- _WORK TO BE COMPLETED_:
Collect all the lines that mention the word "formation".
┄┄┄┄┄┄┄┄┄┄┄┄┄┄┄┄┄┄┄┄
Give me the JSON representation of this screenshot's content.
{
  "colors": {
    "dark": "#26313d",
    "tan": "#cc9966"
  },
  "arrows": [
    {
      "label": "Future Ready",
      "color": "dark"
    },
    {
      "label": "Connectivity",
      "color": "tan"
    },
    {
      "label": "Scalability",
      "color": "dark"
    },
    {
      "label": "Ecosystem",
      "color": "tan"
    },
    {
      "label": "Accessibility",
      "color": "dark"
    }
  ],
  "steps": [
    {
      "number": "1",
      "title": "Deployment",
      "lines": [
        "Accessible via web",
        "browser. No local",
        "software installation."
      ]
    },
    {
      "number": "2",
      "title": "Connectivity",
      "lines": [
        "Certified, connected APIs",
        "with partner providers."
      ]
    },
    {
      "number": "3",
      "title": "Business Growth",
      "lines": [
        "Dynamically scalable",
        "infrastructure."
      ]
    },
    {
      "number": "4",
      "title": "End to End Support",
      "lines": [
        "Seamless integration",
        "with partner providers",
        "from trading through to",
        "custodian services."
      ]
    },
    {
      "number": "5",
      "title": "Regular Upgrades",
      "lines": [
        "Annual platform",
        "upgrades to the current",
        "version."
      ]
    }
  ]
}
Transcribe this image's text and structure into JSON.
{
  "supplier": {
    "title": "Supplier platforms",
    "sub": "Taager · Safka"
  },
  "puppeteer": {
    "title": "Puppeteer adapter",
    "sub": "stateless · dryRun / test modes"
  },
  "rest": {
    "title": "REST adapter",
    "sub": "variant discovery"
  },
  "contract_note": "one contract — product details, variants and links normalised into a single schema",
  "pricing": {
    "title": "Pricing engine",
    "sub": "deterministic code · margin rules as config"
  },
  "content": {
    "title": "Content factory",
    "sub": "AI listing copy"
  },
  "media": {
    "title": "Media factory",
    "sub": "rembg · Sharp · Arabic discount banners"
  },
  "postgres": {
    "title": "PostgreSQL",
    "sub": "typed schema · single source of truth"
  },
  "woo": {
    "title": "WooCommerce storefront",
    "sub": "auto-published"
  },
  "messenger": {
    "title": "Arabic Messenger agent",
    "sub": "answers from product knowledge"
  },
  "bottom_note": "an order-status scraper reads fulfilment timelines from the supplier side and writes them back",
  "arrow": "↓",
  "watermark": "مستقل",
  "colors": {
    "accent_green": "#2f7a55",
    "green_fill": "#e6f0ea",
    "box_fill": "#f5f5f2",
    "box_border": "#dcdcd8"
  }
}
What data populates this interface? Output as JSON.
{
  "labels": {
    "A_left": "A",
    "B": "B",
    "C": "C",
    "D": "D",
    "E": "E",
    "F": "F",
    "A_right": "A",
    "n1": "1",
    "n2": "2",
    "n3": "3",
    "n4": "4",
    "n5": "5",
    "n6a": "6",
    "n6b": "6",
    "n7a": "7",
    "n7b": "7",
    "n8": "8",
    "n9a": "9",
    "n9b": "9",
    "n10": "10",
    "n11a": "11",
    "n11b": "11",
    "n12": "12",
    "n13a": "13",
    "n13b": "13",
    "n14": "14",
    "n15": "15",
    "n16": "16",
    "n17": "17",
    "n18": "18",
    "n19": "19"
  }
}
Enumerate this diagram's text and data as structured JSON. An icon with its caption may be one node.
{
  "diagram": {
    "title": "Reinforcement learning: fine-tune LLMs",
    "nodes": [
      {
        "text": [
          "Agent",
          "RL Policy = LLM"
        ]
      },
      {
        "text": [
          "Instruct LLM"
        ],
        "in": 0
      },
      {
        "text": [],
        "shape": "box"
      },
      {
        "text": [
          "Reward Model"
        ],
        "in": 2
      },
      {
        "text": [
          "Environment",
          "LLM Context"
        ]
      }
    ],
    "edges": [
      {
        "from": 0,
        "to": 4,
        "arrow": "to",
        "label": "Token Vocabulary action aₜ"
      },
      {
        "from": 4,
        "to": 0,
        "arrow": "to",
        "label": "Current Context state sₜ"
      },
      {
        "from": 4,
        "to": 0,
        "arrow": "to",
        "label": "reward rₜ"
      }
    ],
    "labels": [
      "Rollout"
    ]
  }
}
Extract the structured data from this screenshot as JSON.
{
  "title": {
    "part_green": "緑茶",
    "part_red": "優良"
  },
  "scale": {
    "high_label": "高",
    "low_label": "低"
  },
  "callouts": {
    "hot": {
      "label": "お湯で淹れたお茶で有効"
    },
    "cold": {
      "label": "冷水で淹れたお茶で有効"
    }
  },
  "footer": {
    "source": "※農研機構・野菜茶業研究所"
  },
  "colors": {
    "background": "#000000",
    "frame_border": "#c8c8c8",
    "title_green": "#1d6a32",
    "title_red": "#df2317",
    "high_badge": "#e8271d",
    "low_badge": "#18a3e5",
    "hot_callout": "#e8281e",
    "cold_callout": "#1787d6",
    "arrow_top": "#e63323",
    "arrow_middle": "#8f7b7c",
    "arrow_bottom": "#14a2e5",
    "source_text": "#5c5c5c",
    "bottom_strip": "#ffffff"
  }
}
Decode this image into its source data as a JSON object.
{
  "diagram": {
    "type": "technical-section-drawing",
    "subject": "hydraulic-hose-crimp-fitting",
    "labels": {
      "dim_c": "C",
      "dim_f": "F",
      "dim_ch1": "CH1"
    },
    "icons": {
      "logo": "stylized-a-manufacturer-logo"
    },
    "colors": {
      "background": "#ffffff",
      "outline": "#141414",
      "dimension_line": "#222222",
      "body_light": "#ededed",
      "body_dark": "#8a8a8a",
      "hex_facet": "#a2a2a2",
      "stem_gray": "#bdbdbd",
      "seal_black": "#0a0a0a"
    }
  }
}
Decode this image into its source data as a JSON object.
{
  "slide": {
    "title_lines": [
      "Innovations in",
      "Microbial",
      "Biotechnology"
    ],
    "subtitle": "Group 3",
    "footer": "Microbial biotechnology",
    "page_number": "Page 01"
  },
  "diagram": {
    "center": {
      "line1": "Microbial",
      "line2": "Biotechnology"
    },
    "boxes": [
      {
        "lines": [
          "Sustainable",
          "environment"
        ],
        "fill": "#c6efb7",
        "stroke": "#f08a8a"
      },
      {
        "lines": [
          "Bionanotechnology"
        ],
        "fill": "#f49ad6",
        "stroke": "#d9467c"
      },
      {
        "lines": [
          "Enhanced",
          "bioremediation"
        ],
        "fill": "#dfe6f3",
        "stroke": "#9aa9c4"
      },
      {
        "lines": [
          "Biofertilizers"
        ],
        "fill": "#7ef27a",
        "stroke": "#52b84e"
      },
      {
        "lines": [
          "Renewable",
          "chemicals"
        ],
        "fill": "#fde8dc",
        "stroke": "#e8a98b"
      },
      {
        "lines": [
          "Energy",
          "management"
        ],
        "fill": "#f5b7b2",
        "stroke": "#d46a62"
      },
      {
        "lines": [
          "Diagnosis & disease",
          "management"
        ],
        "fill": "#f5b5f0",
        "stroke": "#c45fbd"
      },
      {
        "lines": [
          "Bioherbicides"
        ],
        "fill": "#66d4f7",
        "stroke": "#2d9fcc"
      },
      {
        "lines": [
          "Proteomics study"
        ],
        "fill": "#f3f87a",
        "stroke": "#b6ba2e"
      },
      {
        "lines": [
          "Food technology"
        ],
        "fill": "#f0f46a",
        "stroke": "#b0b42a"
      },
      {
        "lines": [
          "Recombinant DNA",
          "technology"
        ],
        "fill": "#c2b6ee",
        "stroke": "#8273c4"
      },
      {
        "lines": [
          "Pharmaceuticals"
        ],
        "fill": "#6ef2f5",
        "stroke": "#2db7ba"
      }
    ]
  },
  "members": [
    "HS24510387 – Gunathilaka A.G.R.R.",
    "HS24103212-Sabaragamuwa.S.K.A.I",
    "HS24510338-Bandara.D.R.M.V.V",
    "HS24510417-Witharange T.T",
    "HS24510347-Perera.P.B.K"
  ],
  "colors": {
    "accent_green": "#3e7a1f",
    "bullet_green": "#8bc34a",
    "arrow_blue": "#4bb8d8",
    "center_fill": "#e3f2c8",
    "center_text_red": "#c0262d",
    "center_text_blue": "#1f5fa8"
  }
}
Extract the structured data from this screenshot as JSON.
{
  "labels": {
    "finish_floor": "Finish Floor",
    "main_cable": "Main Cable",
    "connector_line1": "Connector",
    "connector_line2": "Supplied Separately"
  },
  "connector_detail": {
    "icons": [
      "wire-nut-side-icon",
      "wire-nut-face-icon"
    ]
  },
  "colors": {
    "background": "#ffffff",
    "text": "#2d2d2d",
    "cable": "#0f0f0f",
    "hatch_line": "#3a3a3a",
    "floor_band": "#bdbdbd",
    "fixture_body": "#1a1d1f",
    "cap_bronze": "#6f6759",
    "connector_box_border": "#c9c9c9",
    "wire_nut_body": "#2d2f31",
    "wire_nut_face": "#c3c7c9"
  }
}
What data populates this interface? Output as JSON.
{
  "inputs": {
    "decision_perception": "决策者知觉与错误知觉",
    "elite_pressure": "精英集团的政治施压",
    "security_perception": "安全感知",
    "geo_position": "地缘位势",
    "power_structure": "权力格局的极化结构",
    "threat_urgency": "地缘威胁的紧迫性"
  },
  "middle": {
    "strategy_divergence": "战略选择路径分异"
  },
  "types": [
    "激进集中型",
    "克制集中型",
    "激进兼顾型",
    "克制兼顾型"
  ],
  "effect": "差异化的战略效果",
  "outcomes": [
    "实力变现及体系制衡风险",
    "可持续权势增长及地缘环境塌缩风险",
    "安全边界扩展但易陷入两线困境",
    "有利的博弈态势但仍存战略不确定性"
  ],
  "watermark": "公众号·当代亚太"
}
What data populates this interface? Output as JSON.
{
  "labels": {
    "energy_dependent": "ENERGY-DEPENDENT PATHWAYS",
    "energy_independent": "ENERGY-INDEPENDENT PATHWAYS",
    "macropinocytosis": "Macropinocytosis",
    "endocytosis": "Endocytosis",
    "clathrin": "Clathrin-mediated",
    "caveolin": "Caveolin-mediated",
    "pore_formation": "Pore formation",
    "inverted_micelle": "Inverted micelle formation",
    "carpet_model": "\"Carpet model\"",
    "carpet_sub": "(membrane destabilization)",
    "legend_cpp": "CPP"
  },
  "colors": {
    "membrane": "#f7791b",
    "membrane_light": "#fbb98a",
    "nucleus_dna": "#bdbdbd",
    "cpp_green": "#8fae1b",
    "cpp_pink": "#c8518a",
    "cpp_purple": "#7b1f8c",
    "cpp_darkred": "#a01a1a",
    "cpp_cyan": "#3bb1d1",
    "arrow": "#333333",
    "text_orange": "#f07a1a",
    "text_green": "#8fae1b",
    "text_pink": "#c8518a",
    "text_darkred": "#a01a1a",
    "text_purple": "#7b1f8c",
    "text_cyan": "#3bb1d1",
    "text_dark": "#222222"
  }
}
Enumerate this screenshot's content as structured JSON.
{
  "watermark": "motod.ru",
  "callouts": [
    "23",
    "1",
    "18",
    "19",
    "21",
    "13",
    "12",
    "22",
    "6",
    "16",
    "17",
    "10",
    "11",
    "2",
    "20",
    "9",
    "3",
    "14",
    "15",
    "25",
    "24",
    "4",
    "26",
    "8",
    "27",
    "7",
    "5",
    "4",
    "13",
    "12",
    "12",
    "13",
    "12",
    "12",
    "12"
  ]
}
┄┄┄┄┄┄┄┄┄┄┄┄┄┄┄┄┄┄┄┄
- _SOLUTION TO THE PROBLEM_:
    "pore_formation": "Pore formation",
    "inverted_micelle": "Inverted micelle formation",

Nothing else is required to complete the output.